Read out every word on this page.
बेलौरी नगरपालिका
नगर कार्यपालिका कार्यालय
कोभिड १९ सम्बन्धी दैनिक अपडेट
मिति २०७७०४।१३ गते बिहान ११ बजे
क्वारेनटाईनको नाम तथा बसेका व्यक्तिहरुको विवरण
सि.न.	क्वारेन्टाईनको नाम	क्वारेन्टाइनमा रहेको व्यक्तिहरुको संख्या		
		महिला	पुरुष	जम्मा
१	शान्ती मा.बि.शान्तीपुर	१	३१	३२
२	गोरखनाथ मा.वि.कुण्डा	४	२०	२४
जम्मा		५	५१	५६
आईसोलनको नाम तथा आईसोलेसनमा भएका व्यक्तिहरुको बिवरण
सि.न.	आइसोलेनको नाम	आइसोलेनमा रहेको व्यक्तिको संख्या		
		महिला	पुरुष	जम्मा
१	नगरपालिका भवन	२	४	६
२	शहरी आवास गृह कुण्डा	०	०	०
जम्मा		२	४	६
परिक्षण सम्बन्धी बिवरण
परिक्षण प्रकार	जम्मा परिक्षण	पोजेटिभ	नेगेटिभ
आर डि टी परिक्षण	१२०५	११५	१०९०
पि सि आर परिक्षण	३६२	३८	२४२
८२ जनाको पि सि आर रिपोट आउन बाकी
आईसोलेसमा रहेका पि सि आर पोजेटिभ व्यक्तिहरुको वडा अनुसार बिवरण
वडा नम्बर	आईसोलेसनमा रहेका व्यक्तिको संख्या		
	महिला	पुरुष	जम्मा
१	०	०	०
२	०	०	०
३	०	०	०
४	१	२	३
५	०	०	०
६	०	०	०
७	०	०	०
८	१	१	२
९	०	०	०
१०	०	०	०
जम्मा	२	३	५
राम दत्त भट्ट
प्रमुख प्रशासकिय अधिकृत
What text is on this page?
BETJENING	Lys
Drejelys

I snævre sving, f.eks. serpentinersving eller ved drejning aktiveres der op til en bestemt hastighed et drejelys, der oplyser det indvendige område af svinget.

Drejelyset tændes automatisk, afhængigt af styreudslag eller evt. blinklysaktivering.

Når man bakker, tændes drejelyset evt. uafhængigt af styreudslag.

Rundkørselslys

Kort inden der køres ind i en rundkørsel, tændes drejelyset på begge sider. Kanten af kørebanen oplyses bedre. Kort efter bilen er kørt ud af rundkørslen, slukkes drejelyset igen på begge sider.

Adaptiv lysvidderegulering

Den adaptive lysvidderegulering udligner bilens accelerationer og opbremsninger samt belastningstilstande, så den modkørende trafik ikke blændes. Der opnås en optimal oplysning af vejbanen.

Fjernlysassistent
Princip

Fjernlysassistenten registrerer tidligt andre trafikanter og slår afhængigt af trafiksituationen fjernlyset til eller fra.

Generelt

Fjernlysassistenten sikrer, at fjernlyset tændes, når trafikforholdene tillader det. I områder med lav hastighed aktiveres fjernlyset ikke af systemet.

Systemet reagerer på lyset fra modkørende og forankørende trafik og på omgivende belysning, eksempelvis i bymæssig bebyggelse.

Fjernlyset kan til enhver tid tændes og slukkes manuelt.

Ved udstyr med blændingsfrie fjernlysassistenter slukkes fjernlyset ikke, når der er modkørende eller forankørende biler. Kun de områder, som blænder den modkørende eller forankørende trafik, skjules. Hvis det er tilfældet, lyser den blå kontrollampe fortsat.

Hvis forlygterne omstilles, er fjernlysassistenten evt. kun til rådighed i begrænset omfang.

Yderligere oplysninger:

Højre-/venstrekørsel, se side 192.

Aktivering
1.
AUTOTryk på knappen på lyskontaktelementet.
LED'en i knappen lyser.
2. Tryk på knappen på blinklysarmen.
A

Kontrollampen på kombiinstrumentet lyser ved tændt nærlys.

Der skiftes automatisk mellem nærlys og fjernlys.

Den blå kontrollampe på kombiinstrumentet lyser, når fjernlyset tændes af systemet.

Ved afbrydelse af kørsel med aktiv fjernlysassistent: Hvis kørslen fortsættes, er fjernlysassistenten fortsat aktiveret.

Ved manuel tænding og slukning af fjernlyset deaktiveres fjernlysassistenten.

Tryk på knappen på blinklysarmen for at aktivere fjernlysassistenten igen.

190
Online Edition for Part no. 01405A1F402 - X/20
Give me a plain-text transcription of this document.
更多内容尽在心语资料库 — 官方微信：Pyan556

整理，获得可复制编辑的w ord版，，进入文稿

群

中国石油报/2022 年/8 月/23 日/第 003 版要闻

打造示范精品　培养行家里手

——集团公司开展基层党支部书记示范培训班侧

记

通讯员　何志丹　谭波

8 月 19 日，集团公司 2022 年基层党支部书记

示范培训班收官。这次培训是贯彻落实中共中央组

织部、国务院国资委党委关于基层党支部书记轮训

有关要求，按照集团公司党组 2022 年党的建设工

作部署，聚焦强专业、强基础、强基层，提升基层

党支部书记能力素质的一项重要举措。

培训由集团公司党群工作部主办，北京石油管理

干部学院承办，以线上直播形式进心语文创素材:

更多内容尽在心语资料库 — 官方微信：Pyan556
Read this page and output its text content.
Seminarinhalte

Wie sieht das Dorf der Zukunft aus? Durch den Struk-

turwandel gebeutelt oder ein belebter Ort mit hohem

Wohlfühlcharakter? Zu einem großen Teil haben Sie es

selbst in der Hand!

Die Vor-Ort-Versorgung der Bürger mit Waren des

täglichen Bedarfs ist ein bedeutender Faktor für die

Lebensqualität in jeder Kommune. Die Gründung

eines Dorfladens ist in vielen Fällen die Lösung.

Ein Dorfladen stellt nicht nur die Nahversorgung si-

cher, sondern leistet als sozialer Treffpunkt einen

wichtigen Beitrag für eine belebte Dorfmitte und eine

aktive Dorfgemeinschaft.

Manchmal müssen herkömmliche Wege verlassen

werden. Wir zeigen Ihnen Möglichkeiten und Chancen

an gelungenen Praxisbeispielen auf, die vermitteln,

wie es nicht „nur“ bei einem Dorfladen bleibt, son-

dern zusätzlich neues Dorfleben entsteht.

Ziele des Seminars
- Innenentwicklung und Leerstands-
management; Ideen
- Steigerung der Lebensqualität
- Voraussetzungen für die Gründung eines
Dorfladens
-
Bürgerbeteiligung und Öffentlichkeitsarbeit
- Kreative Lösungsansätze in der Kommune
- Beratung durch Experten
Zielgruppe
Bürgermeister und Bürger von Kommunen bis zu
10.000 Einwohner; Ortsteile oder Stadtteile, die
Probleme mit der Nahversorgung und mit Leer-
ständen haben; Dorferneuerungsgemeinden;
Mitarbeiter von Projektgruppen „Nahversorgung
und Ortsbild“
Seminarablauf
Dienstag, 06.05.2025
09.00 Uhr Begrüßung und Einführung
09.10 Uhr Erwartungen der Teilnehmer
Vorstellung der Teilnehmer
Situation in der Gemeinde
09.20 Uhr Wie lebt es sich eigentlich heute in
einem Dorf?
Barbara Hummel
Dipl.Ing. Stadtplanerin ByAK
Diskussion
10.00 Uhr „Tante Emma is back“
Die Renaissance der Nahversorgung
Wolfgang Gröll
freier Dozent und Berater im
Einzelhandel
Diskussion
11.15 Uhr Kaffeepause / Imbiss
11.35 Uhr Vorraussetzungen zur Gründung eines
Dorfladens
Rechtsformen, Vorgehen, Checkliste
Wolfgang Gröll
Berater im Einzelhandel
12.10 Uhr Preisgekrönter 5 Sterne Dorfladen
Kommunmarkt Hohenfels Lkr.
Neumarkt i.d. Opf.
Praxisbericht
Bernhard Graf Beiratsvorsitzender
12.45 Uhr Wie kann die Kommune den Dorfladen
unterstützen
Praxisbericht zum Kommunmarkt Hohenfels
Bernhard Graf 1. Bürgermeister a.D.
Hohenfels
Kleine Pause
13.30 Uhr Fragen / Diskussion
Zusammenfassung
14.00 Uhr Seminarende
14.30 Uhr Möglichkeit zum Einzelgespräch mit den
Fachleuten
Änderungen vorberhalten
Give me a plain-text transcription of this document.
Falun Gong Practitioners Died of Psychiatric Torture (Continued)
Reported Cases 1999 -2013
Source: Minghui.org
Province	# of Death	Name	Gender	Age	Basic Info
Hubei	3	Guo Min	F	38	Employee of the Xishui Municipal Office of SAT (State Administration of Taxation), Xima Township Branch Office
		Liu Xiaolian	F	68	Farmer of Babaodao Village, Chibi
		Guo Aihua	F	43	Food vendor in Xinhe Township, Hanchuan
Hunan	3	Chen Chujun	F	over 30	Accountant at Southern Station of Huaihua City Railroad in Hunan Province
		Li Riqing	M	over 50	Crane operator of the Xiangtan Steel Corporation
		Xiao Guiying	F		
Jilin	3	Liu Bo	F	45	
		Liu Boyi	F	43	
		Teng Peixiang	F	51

[Stated task] Count the lines above that contain the word "einem", and reply with only that number.

[Worked solution] 3